## GIVEN PROBLEM
Reproduce the section of the data that opens with the line containing "bullet-dot-icon (50, 183, 59, 192)" and closes with the line containing "bullet-text: 10%- 40% (86, 173, 206, 203)". Include both of those lines and nothing outside them.
[Start ENTRIES]
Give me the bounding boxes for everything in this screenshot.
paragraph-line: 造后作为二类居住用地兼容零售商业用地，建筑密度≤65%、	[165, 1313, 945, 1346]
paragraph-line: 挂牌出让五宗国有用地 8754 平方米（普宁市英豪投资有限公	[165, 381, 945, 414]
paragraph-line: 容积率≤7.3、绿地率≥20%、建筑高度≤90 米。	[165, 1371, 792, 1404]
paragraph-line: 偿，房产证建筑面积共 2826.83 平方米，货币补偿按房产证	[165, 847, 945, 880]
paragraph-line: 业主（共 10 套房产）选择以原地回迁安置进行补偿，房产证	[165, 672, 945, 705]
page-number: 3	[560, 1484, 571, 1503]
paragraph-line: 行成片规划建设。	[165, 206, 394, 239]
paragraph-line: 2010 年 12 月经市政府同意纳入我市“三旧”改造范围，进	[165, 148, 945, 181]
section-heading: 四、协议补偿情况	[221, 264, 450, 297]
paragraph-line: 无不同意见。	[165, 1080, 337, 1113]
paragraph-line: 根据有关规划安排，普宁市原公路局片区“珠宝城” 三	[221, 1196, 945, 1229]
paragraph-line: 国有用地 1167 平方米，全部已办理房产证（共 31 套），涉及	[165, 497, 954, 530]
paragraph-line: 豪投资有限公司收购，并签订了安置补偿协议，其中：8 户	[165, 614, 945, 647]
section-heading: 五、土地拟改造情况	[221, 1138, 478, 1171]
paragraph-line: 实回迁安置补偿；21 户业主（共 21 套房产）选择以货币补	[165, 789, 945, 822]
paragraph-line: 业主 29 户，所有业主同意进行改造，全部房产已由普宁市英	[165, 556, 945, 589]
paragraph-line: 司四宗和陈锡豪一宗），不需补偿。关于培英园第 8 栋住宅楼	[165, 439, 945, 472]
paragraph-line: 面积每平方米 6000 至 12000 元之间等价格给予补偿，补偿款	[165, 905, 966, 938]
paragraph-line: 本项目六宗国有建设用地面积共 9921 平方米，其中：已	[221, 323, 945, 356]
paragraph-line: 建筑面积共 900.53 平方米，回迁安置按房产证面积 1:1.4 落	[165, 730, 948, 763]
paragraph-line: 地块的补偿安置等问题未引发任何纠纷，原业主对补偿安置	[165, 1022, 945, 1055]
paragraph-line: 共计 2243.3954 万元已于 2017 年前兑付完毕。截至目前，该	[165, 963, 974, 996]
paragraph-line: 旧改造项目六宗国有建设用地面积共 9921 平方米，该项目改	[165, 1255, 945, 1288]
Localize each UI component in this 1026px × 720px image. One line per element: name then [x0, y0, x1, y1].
[End ENTRIES]
[Start ENTRIES]
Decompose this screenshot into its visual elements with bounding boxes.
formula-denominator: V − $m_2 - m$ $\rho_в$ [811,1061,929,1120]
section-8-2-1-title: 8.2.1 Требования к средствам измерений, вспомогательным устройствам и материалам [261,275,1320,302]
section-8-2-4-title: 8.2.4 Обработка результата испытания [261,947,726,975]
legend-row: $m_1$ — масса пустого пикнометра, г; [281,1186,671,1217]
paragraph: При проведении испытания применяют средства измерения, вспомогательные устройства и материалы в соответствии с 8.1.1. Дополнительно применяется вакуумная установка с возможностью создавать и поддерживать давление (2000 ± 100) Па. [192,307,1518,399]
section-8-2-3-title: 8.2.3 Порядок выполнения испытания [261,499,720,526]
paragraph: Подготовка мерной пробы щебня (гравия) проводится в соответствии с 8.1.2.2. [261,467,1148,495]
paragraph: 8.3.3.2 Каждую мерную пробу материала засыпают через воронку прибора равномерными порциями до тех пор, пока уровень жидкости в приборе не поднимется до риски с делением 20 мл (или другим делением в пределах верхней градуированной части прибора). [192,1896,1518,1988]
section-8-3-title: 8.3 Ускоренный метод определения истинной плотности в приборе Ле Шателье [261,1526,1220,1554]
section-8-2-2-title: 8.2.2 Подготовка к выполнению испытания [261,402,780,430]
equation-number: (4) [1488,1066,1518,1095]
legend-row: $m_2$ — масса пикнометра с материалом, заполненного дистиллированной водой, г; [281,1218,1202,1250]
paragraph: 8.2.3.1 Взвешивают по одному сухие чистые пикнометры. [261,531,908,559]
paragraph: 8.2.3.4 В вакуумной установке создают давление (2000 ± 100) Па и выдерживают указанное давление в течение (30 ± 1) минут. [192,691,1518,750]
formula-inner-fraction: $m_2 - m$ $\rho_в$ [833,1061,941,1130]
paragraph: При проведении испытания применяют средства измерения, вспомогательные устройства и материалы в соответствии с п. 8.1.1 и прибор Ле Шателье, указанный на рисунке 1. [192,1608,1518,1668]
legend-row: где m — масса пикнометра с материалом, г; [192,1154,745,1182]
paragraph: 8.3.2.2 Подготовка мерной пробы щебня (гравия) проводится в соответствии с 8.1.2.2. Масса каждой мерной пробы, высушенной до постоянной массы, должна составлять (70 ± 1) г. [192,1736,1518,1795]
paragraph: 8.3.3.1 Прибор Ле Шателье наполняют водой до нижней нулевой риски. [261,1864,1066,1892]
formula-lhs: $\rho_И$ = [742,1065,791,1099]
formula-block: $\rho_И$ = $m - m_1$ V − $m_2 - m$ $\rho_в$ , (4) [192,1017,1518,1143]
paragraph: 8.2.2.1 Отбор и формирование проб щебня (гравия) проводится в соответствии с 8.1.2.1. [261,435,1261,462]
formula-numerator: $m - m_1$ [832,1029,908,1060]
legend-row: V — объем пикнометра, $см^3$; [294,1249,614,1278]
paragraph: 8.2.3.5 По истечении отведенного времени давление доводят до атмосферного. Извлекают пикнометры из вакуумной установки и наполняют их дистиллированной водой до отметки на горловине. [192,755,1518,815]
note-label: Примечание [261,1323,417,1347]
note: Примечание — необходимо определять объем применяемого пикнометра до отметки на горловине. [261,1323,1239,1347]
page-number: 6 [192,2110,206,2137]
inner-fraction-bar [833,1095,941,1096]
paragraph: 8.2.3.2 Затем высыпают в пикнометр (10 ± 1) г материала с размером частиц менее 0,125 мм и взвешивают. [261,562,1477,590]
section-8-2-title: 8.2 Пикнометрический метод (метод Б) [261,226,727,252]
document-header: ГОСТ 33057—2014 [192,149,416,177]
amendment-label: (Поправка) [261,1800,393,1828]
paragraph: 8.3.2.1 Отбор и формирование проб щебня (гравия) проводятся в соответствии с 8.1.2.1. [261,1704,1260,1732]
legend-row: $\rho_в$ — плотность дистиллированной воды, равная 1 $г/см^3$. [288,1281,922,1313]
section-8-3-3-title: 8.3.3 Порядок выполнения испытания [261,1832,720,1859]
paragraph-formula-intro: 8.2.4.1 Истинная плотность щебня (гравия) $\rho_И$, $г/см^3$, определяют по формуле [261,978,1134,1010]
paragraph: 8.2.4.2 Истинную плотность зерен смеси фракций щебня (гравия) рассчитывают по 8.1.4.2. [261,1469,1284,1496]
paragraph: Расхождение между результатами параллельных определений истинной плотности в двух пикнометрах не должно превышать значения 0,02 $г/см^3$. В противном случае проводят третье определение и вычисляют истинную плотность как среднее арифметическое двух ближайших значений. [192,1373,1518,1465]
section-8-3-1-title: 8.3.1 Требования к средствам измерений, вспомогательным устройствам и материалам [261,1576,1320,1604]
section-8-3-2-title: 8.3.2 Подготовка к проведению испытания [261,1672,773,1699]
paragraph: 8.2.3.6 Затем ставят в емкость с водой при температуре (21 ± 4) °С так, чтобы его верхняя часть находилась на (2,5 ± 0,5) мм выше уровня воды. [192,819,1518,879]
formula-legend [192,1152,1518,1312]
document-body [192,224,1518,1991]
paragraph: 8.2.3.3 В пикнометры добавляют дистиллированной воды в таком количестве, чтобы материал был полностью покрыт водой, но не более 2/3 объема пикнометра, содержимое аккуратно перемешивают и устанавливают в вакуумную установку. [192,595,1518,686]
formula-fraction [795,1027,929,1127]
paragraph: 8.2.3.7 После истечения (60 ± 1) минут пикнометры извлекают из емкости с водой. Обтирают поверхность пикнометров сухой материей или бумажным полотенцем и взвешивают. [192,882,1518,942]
[End ENTRIES]
[Start ENTRIES]
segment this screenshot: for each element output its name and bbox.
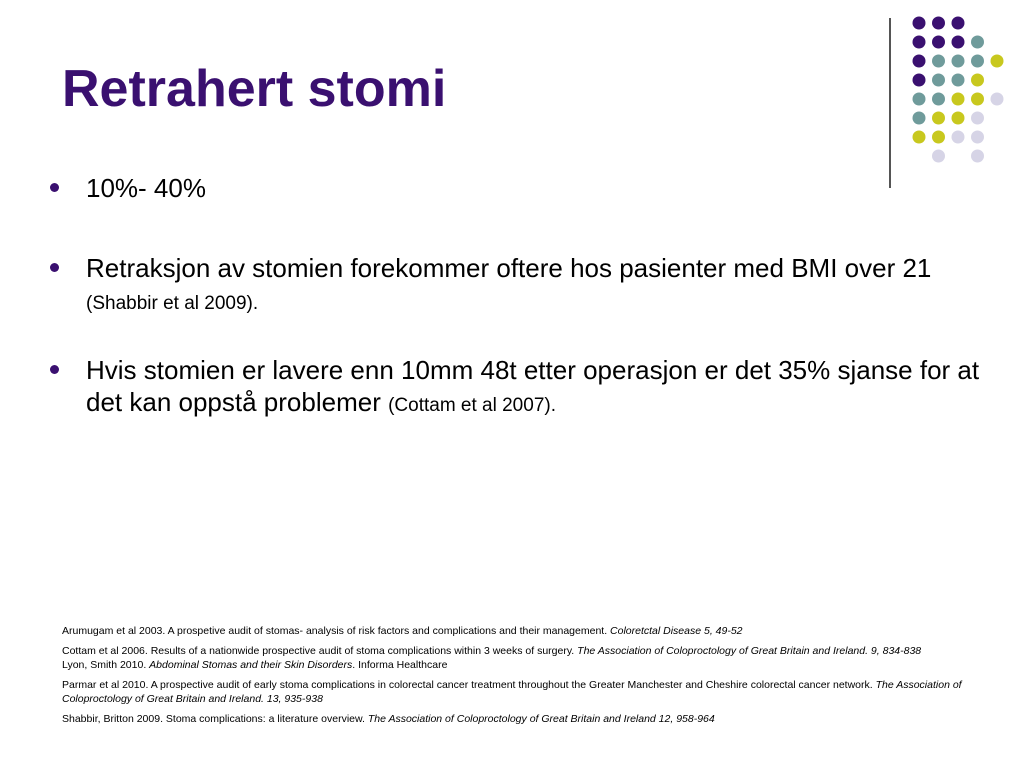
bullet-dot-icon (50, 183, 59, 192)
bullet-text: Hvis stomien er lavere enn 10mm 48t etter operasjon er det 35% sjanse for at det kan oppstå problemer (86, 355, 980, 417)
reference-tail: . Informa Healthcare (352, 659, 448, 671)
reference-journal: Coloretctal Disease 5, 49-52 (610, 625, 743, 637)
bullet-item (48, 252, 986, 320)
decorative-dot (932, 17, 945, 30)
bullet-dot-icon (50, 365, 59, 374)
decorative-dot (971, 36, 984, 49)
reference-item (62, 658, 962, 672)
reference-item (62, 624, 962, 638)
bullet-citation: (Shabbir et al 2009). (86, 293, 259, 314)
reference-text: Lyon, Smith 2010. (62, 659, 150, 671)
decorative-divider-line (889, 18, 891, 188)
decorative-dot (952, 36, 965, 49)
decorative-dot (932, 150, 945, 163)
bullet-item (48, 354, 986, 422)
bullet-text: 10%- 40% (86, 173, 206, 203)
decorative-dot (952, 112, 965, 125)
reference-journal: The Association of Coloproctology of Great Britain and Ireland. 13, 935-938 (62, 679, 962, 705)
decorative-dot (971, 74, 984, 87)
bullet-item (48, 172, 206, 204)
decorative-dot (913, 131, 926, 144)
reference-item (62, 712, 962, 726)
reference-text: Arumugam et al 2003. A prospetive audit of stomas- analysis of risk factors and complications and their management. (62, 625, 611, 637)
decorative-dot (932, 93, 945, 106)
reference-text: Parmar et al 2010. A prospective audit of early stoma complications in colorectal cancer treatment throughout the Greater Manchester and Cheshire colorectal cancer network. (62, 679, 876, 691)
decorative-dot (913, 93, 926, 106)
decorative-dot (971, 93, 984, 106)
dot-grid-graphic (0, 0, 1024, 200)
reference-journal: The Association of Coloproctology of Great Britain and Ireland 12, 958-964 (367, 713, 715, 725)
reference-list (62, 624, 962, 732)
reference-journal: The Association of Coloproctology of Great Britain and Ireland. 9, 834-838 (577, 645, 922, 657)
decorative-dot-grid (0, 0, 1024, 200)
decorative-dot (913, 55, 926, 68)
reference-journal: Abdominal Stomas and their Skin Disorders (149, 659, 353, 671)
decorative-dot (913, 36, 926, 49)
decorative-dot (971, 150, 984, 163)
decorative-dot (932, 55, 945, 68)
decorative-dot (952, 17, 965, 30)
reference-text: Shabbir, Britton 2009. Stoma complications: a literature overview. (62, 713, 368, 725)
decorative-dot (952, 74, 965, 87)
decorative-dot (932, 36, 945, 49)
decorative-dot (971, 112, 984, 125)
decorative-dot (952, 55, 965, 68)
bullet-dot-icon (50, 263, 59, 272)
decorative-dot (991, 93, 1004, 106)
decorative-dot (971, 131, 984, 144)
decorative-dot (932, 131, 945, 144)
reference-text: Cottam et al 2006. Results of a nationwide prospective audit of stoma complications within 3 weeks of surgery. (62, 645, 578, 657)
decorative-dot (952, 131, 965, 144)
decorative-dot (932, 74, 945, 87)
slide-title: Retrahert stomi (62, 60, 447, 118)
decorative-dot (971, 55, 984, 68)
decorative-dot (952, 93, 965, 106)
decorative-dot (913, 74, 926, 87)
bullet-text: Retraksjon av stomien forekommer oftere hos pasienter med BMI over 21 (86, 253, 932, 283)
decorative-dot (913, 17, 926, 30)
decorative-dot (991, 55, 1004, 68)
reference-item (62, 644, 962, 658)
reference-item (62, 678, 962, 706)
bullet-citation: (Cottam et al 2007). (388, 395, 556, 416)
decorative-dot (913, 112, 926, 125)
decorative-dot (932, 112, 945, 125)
[End ENTRIES]
## RESPONSE TO THE TASK
bullet-dot-icon (50, 183, 59, 192)
bullet-text: Hvis stomien er lavere enn 10mm 48t etter operasjon er det 35% sjanse for at det kan oppstå problemer (86, 355, 980, 417)
reference-tail: . Informa Healthcare (352, 659, 448, 671)
reference-journal: Coloretctal Disease 5, 49-52 (610, 625, 743, 637)
bullet-item (48, 252, 986, 320)
decorative-dot (932, 17, 945, 30)
bullet-dot-icon (50, 365, 59, 374)
decorative-dot (971, 36, 984, 49)
reference-item (62, 658, 962, 672)
reference-item (62, 624, 962, 638)
bullet-citation: (Shabbir et al 2009). (86, 293, 259, 314)
reference-text: Lyon, Smith 2010. (62, 659, 150, 671)
decorative-divider-line (889, 18, 891, 188)
decorative-dot (952, 36, 965, 49)
decorative-dot (932, 150, 945, 163)
bullet-item (48, 354, 986, 422)
bullet-text: 10%- 40% (86, 173, 206, 203)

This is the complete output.